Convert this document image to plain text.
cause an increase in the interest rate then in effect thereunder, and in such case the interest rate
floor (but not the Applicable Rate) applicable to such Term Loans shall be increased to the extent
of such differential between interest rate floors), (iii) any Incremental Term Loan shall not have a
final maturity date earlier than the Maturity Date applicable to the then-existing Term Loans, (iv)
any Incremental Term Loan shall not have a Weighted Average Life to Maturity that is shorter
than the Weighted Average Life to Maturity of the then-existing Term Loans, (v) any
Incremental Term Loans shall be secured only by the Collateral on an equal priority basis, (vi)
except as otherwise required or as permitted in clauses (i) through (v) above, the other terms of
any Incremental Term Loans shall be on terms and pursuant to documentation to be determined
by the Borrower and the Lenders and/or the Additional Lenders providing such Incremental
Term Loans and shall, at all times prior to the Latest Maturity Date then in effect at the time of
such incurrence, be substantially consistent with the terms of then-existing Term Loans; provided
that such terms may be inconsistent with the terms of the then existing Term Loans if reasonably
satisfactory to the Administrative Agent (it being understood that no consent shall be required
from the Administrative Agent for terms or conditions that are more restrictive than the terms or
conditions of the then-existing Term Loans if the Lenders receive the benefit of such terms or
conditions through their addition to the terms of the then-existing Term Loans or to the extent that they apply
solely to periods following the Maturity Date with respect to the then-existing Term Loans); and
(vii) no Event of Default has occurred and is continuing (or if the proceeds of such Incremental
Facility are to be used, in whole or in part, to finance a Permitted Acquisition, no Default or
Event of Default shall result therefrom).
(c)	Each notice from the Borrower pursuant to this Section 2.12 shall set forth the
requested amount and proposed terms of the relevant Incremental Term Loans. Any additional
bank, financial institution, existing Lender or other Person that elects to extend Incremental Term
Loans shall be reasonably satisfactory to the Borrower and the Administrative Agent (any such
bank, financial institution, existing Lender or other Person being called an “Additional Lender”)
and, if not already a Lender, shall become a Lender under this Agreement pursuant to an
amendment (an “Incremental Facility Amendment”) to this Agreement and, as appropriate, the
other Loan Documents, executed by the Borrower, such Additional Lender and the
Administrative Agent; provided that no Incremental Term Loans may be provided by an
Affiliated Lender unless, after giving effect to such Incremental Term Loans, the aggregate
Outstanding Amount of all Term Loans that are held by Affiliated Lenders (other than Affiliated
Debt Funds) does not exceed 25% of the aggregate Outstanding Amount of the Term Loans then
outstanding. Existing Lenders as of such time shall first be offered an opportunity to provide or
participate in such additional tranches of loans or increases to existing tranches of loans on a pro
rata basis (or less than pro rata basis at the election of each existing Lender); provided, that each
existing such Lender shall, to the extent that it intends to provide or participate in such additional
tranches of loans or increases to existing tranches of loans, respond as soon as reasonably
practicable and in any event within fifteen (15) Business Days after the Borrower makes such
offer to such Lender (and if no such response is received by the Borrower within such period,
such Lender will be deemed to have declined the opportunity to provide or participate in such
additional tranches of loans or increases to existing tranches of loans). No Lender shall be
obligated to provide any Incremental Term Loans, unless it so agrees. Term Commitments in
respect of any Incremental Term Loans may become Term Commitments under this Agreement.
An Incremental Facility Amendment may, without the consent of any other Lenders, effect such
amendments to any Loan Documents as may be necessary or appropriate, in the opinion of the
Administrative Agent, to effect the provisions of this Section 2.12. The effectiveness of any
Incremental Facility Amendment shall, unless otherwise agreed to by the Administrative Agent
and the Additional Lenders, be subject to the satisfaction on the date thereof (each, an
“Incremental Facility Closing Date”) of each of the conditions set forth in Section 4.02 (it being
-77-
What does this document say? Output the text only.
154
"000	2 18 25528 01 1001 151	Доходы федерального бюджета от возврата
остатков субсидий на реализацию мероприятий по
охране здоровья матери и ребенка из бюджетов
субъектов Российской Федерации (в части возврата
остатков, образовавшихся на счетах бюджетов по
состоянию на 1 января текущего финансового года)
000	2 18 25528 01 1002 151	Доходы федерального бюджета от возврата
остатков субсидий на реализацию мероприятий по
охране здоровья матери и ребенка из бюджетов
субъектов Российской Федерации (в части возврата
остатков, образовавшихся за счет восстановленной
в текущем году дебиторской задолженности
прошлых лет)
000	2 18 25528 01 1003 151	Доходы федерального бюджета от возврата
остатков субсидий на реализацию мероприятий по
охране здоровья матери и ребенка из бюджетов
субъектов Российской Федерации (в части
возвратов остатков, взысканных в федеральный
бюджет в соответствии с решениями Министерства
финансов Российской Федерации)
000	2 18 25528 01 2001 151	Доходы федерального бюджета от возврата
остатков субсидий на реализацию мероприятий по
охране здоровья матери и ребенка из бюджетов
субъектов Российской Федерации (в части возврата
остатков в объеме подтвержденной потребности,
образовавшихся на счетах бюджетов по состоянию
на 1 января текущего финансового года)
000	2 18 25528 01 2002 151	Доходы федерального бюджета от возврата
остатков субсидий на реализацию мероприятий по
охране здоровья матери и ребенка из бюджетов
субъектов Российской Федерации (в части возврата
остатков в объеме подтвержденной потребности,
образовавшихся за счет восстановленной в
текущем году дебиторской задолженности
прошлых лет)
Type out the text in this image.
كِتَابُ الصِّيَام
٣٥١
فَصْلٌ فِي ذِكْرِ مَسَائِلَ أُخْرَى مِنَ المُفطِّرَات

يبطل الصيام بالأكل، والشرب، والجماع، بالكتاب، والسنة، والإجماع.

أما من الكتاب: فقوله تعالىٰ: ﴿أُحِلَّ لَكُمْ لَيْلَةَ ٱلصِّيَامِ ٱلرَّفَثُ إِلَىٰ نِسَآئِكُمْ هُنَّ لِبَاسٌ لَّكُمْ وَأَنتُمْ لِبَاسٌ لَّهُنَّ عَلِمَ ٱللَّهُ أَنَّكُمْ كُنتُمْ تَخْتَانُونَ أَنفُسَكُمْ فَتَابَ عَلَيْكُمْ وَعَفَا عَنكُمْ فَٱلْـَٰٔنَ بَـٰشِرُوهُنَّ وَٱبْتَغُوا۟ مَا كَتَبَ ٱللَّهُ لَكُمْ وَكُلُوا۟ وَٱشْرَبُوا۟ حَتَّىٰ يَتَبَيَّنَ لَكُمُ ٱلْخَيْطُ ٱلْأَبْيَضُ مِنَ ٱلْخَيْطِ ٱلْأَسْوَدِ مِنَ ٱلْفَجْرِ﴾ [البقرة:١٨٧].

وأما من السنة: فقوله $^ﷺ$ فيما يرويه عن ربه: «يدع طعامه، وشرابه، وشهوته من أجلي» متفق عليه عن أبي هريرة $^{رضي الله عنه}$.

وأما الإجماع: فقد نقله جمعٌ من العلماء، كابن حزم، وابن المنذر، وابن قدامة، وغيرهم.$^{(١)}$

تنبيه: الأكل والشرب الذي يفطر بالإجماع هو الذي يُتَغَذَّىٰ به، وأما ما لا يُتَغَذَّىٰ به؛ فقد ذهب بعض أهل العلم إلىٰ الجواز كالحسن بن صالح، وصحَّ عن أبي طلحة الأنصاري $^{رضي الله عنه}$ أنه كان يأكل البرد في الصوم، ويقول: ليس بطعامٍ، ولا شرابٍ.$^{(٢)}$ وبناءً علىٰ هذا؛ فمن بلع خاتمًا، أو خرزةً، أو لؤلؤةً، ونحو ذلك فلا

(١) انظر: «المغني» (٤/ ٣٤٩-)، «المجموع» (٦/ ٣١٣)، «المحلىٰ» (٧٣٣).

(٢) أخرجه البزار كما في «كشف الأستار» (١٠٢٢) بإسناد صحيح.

#####

--- INSTRUCTION ---
Every line of the listing that holds "this" should be found and copied.

--- TASK ANSWER ---
Convert this document image to plain text.
(c)	Each notice from the Borrower pursuant to this Section 2.12 shall set forth the
and, if not already a Lender, shall become a Lender under this Agreement pursuant to an
amendment (an “Incremental Facility Amendment”) to this Agreement and, as appropriate, the
respect of any Incremental Term Loans may become Term Commitments under this Agreement.
Administrative Agent, to effect the provisions of this Section 2.12. The effectiveness of any
What does this document say? Output the text only.
Type out the text in this image.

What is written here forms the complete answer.